Begin Entries supplied
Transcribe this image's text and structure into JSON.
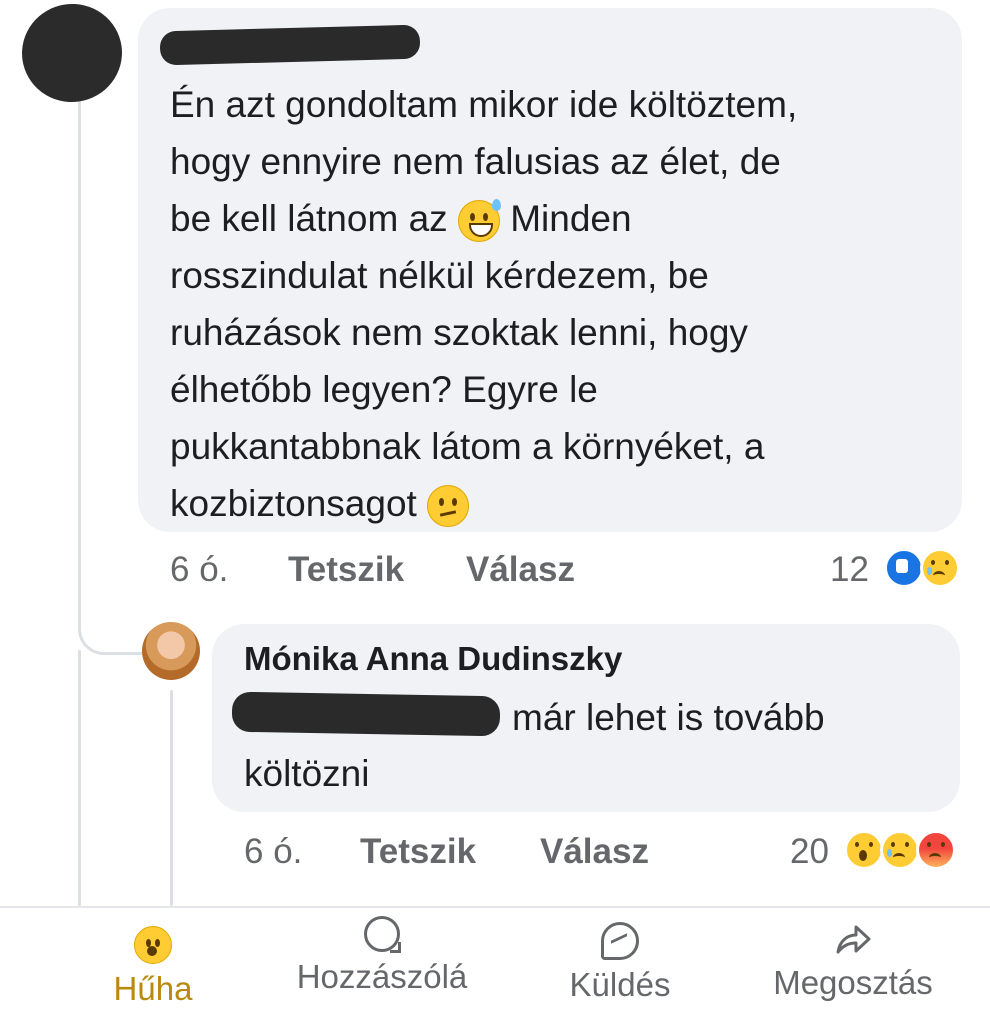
{
  "comment": {
    "text_line1": "Én azt gondoltam mikor ide költöztem,",
    "text_line2": "hogy ennyire nem falusias az élet, de",
    "text_line3a": "be kell látnom az",
    "text_line3b": "Minden",
    "text_line4": "rosszindulat nélkül kérdezem, be",
    "text_line5": "ruházások nem szoktak lenni, hogy",
    "text_line6": "élhetőbb legyen? Egyre le",
    "text_line7": "pukkantabbnak látom a környéket, a",
    "text_line8": "kozbiztonsagot",
    "time": "6 ó.",
    "like_label": "Tetszik",
    "reply_label": "Válasz",
    "reaction_count": "12",
    "reactions": [
      "like",
      "sad"
    ]
  },
  "reply": {
    "author": "Mónika Anna Dudinszky",
    "text_line1": "már lehet is tovább",
    "text_line2": "költözni",
    "time": "6 ó.",
    "like_label": "Tetszik",
    "reply_label": "Válasz",
    "reaction_count": "20",
    "reactions": [
      "wow",
      "sad",
      "angry"
    ]
  },
  "action_bar": {
    "wow_label": "Hűha",
    "comment_label": "Hozzászólá",
    "send_label": "Küldés",
    "share_label": "Megosztás",
    "active_color": "#b88a0f"
  }
}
End Entries supplied
# [Brief]
Without the pictures, copy the material exactly as given.

# [Task response]
Transcribe this image's text and structure into JSON.
{
  "comment": {
    "text_line1": "Én azt gondoltam mikor ide költöztem,",
    "text_line2": "hogy ennyire nem falusias az élet, de",
    "text_line3a": "be kell látnom az",
    "text_line3b": "Minden",
    "text_line4": "rosszindulat nélkül kérdezem, be",
    "text_line5": "ruházások nem szoktak lenni, hogy",
    "text_line6": "élhetőbb legyen? Egyre le",
    "text_line7": "pukkantabbnak látom a környéket, a",
    "text_line8": "kozbiztonsagot",
    "time": "6 ó.",
    "like_label": "Tetszik",
    "reply_label": "Válasz",
    "reaction_count": "12",
    "reactions": [
      "like",
      "sad"
    ]
  },
  "reply": {
    "author": "Mónika Anna Dudinszky",
    "text_line1": "már lehet is tovább",
    "text_line2": "költözni",
    "time": "6 ó.",
    "like_label": "Tetszik",
    "reply_label": "Válasz",
    "reaction_count": "20",
    "reactions": [
      "wow",
      "sad",
      "angry"
    ]
  },
  "action_bar": {
    "wow_label": "Hűha",
    "comment_label": "Hozzászólá",
    "send_label": "Küldés",
    "share_label": "Megosztás",
    "active_color": "#b88a0f"
  }
}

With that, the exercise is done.